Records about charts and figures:
————————

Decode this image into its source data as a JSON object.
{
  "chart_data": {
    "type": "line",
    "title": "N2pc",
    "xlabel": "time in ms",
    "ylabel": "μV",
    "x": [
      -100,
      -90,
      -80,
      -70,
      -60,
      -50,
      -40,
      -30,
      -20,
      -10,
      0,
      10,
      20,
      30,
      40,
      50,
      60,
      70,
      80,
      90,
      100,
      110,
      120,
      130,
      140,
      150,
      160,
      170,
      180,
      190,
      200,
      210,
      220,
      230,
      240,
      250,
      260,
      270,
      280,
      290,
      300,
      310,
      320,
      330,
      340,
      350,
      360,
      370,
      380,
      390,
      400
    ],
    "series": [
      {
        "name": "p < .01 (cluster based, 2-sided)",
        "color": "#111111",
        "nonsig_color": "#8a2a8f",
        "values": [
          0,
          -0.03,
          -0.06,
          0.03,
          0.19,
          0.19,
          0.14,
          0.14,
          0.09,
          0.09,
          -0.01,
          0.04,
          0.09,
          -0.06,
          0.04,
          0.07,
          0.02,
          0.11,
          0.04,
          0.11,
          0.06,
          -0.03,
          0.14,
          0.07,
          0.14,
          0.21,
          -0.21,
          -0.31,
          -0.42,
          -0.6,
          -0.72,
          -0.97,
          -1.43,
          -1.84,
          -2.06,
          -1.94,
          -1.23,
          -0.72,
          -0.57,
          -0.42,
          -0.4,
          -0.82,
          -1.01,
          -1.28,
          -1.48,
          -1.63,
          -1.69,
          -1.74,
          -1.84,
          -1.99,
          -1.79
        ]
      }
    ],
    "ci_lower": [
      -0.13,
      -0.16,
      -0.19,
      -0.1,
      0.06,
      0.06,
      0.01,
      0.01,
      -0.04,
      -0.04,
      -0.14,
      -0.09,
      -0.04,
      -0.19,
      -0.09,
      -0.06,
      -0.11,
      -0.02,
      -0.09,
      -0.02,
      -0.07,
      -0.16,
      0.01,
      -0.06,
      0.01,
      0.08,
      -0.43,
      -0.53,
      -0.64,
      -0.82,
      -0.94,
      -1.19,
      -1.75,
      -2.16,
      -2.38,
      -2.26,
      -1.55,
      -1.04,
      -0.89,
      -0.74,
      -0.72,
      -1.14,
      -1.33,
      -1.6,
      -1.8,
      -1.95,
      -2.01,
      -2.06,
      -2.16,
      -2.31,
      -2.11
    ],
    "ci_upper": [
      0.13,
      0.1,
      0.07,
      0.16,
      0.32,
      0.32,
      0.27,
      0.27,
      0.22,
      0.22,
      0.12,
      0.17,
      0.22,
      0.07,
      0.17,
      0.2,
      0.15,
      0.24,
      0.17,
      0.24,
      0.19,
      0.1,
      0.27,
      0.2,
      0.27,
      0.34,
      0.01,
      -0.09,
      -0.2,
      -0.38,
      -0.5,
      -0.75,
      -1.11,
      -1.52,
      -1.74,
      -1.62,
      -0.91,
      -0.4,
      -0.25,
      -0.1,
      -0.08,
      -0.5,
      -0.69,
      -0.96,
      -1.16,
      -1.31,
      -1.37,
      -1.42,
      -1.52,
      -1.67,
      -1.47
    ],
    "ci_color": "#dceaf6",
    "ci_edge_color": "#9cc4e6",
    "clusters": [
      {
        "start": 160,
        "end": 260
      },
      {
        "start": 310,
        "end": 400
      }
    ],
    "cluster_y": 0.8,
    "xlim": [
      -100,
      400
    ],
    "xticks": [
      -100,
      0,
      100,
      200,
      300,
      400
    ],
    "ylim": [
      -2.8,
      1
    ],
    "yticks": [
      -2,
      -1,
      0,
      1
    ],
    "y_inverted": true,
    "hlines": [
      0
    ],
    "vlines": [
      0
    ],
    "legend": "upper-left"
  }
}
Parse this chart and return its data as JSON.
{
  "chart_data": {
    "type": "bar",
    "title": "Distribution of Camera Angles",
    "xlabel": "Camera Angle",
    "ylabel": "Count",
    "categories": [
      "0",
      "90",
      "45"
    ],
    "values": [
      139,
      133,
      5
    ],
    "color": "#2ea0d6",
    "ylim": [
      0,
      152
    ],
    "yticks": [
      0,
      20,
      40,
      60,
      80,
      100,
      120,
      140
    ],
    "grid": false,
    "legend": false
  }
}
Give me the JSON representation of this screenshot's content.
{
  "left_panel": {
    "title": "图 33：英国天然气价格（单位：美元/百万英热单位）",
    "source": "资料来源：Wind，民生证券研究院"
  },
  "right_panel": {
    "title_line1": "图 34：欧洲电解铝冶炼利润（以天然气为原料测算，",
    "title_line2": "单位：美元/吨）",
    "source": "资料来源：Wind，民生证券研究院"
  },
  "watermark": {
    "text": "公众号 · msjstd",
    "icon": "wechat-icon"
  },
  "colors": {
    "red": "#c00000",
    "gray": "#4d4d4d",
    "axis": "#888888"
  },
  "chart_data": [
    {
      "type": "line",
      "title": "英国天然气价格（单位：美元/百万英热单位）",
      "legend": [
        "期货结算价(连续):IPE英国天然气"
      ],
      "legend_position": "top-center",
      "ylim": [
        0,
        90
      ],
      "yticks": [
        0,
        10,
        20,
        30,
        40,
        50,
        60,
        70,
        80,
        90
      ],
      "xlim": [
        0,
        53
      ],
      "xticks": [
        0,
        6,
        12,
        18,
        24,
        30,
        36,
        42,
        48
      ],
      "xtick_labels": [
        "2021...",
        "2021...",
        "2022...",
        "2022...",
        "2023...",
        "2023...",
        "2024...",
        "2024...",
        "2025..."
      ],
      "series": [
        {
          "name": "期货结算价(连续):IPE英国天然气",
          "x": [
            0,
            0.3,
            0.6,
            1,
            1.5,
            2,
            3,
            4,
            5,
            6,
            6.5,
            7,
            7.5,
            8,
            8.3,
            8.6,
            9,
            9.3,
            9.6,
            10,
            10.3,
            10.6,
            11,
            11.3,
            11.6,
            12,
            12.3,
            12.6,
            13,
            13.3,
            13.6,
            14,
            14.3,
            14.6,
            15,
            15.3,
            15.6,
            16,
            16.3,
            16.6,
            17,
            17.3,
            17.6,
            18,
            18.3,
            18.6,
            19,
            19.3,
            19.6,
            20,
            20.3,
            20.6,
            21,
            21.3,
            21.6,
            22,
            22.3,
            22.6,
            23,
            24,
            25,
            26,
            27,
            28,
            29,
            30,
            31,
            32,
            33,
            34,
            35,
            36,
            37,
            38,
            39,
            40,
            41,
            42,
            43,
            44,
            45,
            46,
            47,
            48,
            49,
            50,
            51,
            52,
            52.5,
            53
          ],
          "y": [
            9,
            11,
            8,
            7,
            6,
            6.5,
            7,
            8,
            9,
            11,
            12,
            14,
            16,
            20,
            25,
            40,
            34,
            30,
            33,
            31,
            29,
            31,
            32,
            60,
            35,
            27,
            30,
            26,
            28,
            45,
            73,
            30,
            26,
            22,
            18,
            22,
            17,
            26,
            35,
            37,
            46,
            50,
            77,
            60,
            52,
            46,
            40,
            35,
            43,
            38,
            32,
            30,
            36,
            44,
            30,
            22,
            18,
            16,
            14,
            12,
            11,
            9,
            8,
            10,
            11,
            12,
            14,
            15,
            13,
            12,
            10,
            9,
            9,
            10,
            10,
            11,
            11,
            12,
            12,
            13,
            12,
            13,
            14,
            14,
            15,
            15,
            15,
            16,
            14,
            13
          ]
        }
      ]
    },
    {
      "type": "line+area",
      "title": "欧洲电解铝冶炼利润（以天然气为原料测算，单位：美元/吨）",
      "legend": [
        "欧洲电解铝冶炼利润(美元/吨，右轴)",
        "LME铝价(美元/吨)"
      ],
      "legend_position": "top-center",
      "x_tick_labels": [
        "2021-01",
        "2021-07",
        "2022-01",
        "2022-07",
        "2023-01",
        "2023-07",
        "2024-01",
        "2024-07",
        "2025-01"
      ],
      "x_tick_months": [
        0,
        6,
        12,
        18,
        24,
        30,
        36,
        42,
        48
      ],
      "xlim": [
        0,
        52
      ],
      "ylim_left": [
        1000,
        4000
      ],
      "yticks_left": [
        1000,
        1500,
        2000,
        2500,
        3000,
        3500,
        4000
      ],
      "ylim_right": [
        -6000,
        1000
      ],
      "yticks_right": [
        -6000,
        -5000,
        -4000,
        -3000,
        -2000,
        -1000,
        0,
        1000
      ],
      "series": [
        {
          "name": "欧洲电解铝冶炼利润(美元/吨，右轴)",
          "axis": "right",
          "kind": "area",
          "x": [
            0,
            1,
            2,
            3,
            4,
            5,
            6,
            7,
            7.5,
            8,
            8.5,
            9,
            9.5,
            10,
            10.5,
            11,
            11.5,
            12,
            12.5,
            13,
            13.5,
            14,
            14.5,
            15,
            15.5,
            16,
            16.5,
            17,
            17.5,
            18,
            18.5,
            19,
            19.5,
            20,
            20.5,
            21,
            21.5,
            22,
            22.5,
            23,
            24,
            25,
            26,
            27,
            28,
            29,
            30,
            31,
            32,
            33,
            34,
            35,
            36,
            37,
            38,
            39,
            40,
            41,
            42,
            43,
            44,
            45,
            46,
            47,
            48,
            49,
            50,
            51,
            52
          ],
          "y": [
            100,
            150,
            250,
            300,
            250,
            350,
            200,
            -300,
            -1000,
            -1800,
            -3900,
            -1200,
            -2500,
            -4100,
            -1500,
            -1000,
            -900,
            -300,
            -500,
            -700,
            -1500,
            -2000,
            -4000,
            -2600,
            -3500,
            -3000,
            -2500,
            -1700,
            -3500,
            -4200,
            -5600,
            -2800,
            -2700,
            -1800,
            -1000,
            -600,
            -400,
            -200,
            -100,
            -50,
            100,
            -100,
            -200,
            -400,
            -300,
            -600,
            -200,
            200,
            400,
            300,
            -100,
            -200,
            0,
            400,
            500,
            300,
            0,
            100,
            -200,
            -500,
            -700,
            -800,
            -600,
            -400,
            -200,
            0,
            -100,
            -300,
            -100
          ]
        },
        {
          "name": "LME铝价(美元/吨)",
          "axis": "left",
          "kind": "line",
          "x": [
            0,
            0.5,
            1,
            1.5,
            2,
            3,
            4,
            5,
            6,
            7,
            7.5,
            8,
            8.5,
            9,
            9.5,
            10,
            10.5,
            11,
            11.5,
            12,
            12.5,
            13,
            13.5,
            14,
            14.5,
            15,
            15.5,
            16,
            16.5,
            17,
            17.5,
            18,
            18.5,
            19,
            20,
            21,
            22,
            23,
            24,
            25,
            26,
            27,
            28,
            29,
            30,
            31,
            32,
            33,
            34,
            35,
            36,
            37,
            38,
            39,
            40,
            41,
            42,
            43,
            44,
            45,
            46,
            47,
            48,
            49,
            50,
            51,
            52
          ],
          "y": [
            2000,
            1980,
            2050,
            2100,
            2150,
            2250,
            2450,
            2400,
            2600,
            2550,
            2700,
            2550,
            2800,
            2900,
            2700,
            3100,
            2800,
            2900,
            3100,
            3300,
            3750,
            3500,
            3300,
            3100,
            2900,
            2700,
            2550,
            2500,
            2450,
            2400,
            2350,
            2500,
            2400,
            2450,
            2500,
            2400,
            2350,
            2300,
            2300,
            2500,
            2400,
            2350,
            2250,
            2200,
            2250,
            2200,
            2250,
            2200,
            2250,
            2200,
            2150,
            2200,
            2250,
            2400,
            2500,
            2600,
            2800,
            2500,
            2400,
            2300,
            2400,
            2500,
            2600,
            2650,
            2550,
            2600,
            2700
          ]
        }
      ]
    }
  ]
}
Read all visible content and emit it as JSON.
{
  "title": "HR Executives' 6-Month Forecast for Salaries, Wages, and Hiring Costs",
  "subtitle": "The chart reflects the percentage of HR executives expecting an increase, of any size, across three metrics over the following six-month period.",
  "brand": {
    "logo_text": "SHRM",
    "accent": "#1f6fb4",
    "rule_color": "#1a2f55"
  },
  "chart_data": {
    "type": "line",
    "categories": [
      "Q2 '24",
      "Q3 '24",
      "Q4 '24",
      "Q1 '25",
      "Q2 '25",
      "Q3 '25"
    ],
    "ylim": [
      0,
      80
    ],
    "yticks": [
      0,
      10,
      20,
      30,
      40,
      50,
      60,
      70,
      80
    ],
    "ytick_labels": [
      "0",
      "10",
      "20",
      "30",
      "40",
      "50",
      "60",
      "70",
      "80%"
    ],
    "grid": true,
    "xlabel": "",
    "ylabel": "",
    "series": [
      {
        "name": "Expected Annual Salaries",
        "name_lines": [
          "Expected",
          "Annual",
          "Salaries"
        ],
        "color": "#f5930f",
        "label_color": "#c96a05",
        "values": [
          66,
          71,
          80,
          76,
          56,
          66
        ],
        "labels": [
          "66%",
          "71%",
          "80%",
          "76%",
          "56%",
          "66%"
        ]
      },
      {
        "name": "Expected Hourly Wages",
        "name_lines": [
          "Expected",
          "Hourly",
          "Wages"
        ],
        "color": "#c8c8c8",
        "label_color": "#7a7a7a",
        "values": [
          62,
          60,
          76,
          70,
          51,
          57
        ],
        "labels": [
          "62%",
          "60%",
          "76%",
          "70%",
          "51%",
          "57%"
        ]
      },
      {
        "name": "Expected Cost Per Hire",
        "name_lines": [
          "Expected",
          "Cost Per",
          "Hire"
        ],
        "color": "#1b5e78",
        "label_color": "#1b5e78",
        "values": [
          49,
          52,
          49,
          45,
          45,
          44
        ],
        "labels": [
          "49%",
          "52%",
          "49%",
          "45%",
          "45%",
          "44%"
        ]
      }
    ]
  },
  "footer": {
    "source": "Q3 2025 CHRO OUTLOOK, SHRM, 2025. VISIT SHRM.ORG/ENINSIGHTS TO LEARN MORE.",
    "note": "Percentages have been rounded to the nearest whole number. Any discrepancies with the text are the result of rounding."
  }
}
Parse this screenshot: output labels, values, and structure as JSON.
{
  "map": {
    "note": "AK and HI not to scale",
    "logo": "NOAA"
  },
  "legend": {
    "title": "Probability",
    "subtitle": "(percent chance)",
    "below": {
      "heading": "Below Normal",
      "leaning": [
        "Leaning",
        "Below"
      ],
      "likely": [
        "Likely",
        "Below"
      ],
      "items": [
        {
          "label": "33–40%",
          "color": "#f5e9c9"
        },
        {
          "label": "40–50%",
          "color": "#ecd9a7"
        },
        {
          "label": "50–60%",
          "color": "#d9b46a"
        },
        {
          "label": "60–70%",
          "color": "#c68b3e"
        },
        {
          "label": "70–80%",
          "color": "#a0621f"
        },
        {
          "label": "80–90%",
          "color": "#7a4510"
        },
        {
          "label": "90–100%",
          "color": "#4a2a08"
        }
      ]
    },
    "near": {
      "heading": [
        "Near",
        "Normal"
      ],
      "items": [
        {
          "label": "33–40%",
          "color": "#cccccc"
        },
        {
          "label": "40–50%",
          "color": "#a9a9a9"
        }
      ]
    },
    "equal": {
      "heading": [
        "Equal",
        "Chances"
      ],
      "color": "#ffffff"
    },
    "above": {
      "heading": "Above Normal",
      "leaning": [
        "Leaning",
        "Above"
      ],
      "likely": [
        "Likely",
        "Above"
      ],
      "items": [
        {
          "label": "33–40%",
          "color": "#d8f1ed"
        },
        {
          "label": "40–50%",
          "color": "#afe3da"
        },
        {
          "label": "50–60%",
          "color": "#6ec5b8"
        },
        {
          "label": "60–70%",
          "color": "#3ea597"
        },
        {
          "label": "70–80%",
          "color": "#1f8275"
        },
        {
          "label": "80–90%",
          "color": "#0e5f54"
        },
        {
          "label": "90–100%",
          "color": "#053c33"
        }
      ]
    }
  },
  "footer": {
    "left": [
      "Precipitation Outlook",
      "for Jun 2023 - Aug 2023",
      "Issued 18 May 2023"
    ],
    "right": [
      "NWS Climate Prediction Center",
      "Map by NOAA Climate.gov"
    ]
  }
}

————————

> [SET EXERCISE] Extract every line containing the string "以天然气为原料测算" from the data above.

> [WRITTEN SOLUTION]
    "title_line1": "图 34：欧洲电解铝冶炼利润（以天然气为原料测算，",
      "title": "欧洲电解铝冶炼利润（以天然气为原料测算，单位：美元/吨）",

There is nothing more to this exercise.